All entries are to be given again verbatim.

[Saved entries]
▼
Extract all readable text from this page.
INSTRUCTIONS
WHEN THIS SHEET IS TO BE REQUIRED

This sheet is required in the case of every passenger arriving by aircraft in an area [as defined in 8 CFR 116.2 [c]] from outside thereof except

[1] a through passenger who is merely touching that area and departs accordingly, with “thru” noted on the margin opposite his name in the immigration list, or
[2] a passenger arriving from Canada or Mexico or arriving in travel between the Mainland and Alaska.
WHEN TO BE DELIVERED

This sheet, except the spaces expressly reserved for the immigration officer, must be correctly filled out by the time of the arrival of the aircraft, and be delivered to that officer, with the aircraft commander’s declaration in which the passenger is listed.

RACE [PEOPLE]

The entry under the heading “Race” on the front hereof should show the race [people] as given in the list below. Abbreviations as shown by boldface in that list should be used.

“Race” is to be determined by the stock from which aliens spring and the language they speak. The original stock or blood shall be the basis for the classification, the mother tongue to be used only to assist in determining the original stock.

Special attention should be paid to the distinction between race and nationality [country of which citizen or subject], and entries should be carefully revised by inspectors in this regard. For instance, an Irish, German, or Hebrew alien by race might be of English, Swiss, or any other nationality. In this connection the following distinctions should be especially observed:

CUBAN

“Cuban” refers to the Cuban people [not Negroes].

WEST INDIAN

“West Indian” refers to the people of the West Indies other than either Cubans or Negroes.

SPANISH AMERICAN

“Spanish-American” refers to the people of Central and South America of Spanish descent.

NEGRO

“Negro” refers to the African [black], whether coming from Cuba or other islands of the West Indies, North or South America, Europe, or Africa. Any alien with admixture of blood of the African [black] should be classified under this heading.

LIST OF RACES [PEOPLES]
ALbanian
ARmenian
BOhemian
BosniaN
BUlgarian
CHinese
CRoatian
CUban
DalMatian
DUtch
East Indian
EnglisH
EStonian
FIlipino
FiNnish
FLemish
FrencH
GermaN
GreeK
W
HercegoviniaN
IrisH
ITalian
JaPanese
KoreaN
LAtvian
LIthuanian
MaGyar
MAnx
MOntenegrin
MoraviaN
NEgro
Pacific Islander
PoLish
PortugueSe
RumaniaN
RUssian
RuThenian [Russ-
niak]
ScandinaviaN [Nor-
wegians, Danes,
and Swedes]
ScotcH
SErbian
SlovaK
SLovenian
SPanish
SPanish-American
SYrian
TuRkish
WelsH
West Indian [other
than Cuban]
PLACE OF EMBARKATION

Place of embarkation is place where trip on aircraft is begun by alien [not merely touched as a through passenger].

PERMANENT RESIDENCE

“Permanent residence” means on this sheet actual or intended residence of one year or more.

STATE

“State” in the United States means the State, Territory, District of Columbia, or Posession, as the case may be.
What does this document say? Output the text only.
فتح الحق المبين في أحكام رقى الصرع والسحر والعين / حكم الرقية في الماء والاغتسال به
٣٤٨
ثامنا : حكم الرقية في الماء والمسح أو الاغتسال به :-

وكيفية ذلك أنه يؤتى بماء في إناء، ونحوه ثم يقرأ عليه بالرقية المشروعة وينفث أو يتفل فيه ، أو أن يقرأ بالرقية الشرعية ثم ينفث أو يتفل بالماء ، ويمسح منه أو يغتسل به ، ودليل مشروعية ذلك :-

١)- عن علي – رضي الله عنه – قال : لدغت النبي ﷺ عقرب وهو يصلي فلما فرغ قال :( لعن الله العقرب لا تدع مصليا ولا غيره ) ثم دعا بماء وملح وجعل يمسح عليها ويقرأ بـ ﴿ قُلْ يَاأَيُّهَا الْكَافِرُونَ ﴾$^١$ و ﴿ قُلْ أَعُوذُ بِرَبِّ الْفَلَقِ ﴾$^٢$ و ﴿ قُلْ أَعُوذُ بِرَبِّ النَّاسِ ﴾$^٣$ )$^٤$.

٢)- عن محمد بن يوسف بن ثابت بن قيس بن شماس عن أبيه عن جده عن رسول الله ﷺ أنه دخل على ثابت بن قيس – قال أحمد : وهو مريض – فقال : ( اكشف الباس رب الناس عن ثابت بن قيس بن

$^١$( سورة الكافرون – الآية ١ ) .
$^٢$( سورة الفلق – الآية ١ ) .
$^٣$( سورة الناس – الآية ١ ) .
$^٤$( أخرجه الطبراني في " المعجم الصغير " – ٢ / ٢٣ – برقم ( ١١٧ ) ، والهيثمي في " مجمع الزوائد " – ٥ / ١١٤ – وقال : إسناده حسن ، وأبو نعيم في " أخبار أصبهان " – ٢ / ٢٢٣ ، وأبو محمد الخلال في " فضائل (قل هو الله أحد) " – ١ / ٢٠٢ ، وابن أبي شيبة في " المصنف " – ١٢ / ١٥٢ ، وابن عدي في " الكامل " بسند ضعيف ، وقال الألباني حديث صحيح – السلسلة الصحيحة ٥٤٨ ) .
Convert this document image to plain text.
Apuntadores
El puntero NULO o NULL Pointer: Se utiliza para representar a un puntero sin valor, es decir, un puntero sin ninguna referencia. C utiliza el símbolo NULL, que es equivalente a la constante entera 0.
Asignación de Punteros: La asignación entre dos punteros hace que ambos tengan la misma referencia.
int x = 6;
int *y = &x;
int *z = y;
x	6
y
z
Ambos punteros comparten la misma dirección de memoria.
▲
[RESPONSE BELOW]
Extract all readable text from this page.
INSTRUCTIONS
WHEN THIS SHEET IS TO BE REQUIRED

This sheet is required in the case of every passenger arriving by aircraft in an area [as defined in 8 CFR 116.2 [c]] from outside thereof except

[1] a through passenger who is merely touching that area and departs accordingly, with “thru” noted on the margin opposite his name in the immigration list, or
[2] a passenger arriving from Canada or Mexico or arriving in travel between the Mainland and Alaska.
WHEN TO BE DELIVERED

This sheet, except the spaces expressly reserved for the immigration officer, must be correctly filled out by the time of the arrival of the aircraft, and be delivered to that officer, with the aircraft commander’s declaration in which the passenger is listed.

RACE [PEOPLE]

The entry under the heading “Race” on the front hereof should show the race [people] as given in the list below. Abbreviations as shown by boldface in that list should be used.

“Race” is to be determined by the stock from which aliens spring and the language they speak. The original stock or blood shall be the basis for the classification, the mother tongue to be used only to assist in determining the original stock.

Special attention should be paid to the distinction between race and nationality [country of which citizen or subject], and entries should be carefully revised by inspectors in this regard. For instance, an Irish, German, or Hebrew alien by race might be of English, Swiss, or any other nationality. In this connection the following distinctions should be especially observed:

CUBAN

“Cuban” refers to the Cuban people [not Negroes].

WEST INDIAN

“West Indian” refers to the people of the West Indies other than either Cubans or Negroes.

SPANISH AMERICAN

“Spanish-American” refers to the people of Central and South America of Spanish descent.

NEGRO

“Negro” refers to the African [black], whether coming from Cuba or other islands of the West Indies, North or South America, Europe, or Africa. Any alien with admixture of blood of the African [black] should be classified under this heading.

LIST OF RACES [PEOPLES]
ALbanian
ARmenian
BOhemian
BosniaN
BUlgarian
CHinese
CRoatian
CUban
DalMatian
DUtch
East Indian
EnglisH
EStonian
FIlipino
FiNnish
FLemish
FrencH
GermaN
GreeK
W
HercegoviniaN
IrisH
ITalian
JaPanese
KoreaN
LAtvian
LIthuanian
MaGyar
MAnx
MOntenegrin
MoraviaN
NEgro
Pacific Islander
PoLish
PortugueSe
RumaniaN
RUssian
RuThenian [Russ-
niak]
ScandinaviaN [Nor-
wegians, Danes,
and Swedes]
ScotcH
SErbian
SlovaK
SLovenian
SPanish
SPanish-American
SYrian
TuRkish
WelsH
West Indian [other
than Cuban]
PLACE OF EMBARKATION

Place of embarkation is place where trip on aircraft is begun by alien [not merely touched as a through passenger].

PERMANENT RESIDENCE

“Permanent residence” means on this sheet actual or intended residence of one year or more.

STATE

“State” in the United States means the State, Territory, District of Columbia, or Posession, as the case may be.
What does this document say? Output the text only.
فتح الحق المبين في أحكام رقى الصرع والسحر والعين / حكم الرقية في الماء والاغتسال به
٣٤٨
ثامنا : حكم الرقية في الماء والمسح أو الاغتسال به :-

وكيفية ذلك أنه يؤتى بماء في إناء، ونحوه ثم يقرأ عليه بالرقية المشروعة وينفث أو يتفل فيه ، أو أن يقرأ بالرقية الشرعية ثم ينفث أو يتفل بالماء ، ويمسح منه أو يغتسل به ، ودليل مشروعية ذلك :-

١)- عن علي – رضي الله عنه – قال : لدغت النبي ﷺ عقرب وهو يصلي فلما فرغ قال :( لعن الله العقرب لا تدع مصليا ولا غيره ) ثم دعا بماء وملح وجعل يمسح عليها ويقرأ بـ ﴿ قُلْ يَاأَيُّهَا الْكَافِرُونَ ﴾$^١$ و ﴿ قُلْ أَعُوذُ بِرَبِّ الْفَلَقِ ﴾$^٢$ و ﴿ قُلْ أَعُوذُ بِرَبِّ النَّاسِ ﴾$^٣$ )$^٤$.

٢)- عن محمد بن يوسف بن ثابت بن قيس بن شماس عن أبيه عن جده عن رسول الله ﷺ أنه دخل على ثابت بن قيس – قال أحمد : وهو مريض – فقال : ( اكشف الباس رب الناس عن ثابت بن قيس بن

$^١$( سورة الكافرون – الآية ١ ) .
$^٢$( سورة الفلق – الآية ١ ) .
$^٣$( سورة الناس – الآية ١ ) .
$^٤$( أخرجه الطبراني في " المعجم الصغير " – ٢ / ٢٣ – برقم ( ١١٧ ) ، والهيثمي في " مجمع الزوائد " – ٥ / ١١٤ – وقال : إسناده حسن ، وأبو نعيم في " أخبار أصبهان " – ٢ / ٢٢٣ ، وأبو محمد الخلال في " فضائل (قل هو الله أحد) " – ١ / ٢٠٢ ، وابن أبي شيبة في " المصنف " – ١٢ / ١٥٢ ، وابن عدي في " الكامل " بسند ضعيف ، وقال الألباني حديث صحيح – السلسلة الصحيحة ٥٤٨ ) .
Convert this document image to plain text.
Apuntadores
El puntero NULO o NULL Pointer: Se utiliza para representar a un puntero sin valor, es decir, un puntero sin ninguna referencia. C utiliza el símbolo NULL, que es equivalente a la constante entera 0.
Asignación de Punteros: La asignación entre dos punteros hace que ambos tengan la misma referencia.
int x = 6;
int *y = &x;
int *z = y;
x	6
y
z
Ambos punteros comparten la misma dirección de memoria.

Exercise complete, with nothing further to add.